### DATA FOR THIS EXERCISE
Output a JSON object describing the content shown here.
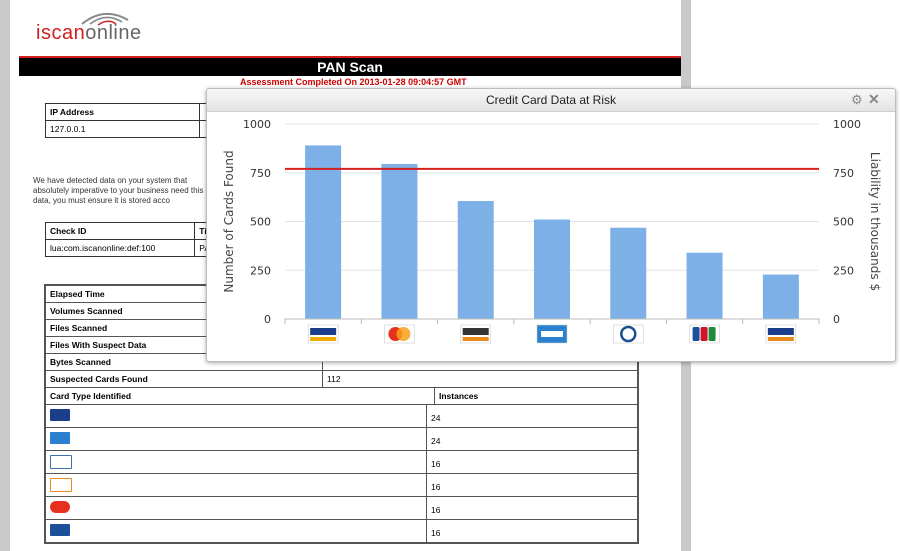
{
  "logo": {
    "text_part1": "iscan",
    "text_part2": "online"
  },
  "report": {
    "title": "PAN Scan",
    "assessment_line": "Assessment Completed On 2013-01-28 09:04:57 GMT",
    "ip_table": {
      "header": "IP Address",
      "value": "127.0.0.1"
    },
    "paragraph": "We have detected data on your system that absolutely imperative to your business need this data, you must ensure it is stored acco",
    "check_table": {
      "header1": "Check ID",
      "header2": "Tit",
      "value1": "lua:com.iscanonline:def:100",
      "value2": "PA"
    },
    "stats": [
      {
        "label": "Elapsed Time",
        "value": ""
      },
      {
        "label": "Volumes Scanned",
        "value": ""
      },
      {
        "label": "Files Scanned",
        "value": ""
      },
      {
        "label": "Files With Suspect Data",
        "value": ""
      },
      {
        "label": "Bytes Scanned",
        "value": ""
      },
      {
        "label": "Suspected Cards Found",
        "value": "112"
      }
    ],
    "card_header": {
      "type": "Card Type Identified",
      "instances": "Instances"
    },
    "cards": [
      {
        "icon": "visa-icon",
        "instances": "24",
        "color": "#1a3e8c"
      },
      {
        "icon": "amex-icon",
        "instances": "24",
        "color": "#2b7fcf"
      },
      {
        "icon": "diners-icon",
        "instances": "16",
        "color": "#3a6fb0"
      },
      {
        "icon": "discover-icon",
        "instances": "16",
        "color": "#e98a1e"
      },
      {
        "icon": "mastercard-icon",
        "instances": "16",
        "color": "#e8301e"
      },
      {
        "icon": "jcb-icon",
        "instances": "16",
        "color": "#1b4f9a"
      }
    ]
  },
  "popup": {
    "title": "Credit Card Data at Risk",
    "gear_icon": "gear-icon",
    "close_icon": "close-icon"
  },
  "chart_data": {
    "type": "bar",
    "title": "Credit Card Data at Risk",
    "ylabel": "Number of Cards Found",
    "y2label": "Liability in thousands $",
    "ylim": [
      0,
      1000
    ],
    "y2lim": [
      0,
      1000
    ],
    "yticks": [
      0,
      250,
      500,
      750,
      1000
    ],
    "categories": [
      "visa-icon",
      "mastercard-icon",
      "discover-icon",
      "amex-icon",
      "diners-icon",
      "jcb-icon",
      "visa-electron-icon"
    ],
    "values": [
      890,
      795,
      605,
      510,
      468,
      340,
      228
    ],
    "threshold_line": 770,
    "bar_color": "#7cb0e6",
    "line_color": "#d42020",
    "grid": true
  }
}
--
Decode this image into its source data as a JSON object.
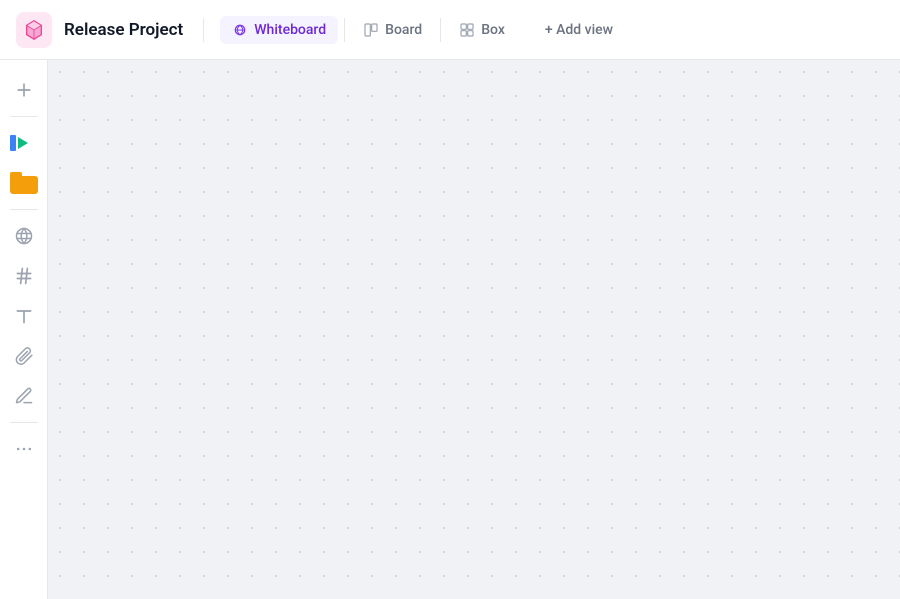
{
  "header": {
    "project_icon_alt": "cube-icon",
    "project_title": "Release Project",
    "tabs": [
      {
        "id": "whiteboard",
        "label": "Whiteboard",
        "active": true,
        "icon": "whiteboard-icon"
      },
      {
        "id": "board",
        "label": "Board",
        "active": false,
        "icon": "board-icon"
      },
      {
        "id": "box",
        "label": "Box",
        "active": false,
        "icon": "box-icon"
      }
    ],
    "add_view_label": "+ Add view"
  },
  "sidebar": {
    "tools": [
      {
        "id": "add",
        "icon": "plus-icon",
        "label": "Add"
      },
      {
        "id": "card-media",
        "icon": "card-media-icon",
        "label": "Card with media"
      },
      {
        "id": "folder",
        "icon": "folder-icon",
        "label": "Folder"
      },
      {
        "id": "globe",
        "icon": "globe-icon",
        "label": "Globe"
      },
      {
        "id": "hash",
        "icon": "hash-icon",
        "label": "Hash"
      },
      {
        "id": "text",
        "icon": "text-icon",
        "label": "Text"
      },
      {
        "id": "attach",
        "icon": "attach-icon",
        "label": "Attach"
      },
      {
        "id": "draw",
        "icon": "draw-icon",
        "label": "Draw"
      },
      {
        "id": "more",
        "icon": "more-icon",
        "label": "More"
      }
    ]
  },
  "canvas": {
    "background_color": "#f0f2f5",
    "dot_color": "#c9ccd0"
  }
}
...
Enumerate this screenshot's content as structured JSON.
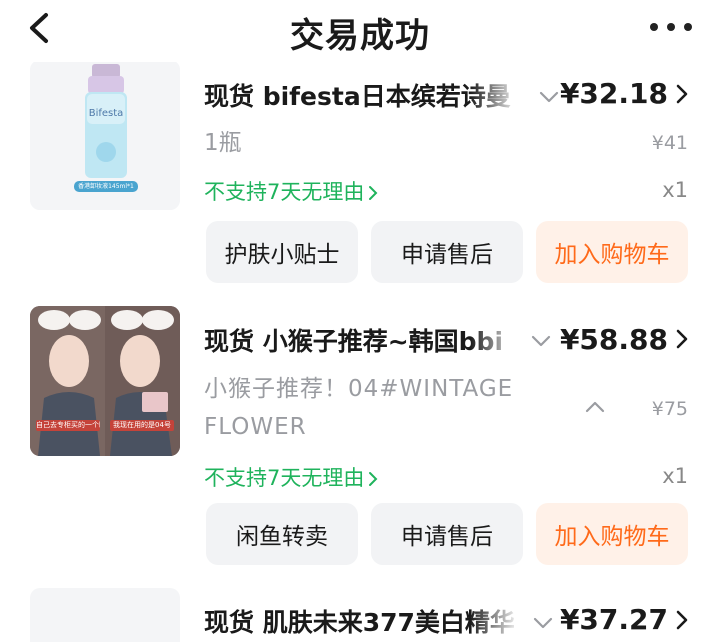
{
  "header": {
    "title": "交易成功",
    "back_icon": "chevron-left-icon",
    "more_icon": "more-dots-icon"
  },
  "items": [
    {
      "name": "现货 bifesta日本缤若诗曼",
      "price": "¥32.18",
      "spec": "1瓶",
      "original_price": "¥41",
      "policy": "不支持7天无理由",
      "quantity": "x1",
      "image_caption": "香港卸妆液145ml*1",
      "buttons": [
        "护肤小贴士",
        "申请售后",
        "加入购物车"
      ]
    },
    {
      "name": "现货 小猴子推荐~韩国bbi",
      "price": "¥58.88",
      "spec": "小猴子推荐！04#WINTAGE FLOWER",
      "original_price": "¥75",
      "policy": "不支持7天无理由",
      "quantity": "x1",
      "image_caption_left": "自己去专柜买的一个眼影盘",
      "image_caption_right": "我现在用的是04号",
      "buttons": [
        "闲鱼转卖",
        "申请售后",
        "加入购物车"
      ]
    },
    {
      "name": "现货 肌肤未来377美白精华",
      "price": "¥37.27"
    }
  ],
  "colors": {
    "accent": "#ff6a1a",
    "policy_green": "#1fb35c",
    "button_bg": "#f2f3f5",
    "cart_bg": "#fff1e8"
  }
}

### WHAT THE TASK REQUIRES
Scan the data for the word "mastercard" and copy every line where it shows up.

### THE COMPLETED TASK
        "icon": "mastercard-icon",
      "mastercard-icon",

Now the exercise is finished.